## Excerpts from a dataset
◆ ◆ ◆

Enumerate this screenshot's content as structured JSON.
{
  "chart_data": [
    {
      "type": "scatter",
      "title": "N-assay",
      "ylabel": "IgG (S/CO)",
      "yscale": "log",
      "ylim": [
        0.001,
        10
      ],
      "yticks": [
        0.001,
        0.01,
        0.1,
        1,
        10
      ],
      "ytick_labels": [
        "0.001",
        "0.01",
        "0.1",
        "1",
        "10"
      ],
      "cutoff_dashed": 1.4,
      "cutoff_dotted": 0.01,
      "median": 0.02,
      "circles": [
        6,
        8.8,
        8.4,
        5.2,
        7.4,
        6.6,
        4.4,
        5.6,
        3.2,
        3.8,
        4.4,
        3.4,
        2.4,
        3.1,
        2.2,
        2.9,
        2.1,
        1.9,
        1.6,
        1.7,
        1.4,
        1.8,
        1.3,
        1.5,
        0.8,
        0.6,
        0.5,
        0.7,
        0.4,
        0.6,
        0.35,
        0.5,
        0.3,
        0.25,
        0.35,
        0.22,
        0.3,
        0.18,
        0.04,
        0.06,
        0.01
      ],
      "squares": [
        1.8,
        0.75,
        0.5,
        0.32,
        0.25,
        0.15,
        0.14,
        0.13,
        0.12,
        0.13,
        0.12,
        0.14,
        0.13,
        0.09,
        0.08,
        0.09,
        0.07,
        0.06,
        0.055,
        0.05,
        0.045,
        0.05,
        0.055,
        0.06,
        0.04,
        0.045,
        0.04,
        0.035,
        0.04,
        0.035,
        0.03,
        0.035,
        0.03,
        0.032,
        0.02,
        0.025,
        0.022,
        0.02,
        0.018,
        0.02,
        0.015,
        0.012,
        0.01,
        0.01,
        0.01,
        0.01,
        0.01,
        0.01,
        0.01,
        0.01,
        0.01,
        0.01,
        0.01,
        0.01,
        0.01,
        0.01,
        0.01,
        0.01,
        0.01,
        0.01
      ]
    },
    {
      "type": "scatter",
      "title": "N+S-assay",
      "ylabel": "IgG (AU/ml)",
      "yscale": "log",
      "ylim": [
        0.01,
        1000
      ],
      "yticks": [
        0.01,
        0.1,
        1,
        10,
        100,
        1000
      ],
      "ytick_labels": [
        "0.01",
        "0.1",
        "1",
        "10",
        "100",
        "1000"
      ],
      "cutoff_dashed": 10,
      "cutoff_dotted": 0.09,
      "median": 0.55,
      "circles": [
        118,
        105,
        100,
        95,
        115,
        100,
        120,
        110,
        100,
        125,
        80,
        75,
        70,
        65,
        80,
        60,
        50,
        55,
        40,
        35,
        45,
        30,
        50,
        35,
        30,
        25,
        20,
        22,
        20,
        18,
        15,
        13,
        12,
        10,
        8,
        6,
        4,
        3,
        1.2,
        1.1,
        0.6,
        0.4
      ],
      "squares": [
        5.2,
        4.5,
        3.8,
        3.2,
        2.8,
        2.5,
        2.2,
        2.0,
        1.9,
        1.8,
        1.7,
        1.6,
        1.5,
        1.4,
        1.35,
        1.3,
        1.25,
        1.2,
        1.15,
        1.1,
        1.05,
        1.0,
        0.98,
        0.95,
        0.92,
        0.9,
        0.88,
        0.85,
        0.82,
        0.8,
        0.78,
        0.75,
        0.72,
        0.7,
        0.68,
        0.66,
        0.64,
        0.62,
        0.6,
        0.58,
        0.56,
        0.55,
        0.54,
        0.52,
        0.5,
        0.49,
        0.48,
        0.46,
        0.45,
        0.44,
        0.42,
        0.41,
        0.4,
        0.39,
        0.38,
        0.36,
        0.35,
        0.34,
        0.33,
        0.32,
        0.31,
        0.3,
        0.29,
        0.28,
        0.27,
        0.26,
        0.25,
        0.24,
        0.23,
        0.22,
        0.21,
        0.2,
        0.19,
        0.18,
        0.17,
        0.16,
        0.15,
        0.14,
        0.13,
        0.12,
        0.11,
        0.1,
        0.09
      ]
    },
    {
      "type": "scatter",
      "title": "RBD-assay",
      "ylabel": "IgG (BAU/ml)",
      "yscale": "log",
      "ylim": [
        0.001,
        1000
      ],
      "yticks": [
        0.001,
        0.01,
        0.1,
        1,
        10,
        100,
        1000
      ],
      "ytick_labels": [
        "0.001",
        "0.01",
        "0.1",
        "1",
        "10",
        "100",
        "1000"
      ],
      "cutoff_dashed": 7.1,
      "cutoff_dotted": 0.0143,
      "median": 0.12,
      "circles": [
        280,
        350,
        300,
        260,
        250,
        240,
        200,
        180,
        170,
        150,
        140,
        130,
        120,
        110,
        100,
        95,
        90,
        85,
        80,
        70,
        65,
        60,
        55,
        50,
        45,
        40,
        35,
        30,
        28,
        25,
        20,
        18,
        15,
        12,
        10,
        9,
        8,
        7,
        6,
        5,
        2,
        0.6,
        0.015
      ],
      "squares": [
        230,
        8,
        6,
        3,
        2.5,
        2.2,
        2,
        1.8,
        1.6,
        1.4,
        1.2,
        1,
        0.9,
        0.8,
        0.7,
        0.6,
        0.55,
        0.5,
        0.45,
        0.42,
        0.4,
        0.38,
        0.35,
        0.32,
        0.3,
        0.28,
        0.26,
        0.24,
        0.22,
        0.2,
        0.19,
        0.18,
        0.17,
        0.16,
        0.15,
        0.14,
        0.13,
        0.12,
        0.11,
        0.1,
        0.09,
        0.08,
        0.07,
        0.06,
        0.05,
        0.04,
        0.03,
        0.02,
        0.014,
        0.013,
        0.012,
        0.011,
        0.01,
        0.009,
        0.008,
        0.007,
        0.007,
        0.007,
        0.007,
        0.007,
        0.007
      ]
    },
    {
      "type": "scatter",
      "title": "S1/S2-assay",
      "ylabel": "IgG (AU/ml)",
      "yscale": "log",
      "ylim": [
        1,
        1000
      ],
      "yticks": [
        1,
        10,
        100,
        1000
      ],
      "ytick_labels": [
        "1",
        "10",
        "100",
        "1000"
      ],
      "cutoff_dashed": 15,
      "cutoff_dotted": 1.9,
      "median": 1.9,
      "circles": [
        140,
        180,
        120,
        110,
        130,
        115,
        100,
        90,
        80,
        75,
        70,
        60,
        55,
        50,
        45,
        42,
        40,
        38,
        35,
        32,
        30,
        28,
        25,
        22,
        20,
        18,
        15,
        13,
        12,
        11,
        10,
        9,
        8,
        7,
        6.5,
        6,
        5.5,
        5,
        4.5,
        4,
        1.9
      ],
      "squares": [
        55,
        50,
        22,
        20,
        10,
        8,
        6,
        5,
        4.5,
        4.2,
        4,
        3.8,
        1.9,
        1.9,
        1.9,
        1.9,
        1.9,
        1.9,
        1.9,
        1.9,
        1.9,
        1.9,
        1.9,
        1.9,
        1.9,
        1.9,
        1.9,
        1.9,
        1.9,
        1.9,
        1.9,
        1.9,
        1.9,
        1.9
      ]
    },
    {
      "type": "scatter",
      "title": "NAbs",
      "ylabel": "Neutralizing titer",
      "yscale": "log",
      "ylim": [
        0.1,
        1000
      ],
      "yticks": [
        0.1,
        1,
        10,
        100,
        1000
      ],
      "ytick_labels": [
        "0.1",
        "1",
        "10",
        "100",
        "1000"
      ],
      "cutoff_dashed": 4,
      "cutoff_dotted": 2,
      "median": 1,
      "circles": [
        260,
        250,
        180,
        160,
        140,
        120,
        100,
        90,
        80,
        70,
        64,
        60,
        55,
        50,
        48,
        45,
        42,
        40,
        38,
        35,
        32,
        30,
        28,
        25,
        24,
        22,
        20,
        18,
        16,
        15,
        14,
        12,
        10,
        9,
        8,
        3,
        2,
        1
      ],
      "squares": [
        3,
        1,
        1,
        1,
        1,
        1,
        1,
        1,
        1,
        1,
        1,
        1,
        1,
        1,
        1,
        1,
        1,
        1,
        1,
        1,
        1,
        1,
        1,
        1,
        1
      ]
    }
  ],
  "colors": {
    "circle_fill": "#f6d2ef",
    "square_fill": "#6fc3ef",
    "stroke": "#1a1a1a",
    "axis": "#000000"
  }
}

◆ ◆ ◆

## Task prompt
Count the lines above that contain the word "title", and reply with only that number.

## Completed exercise
5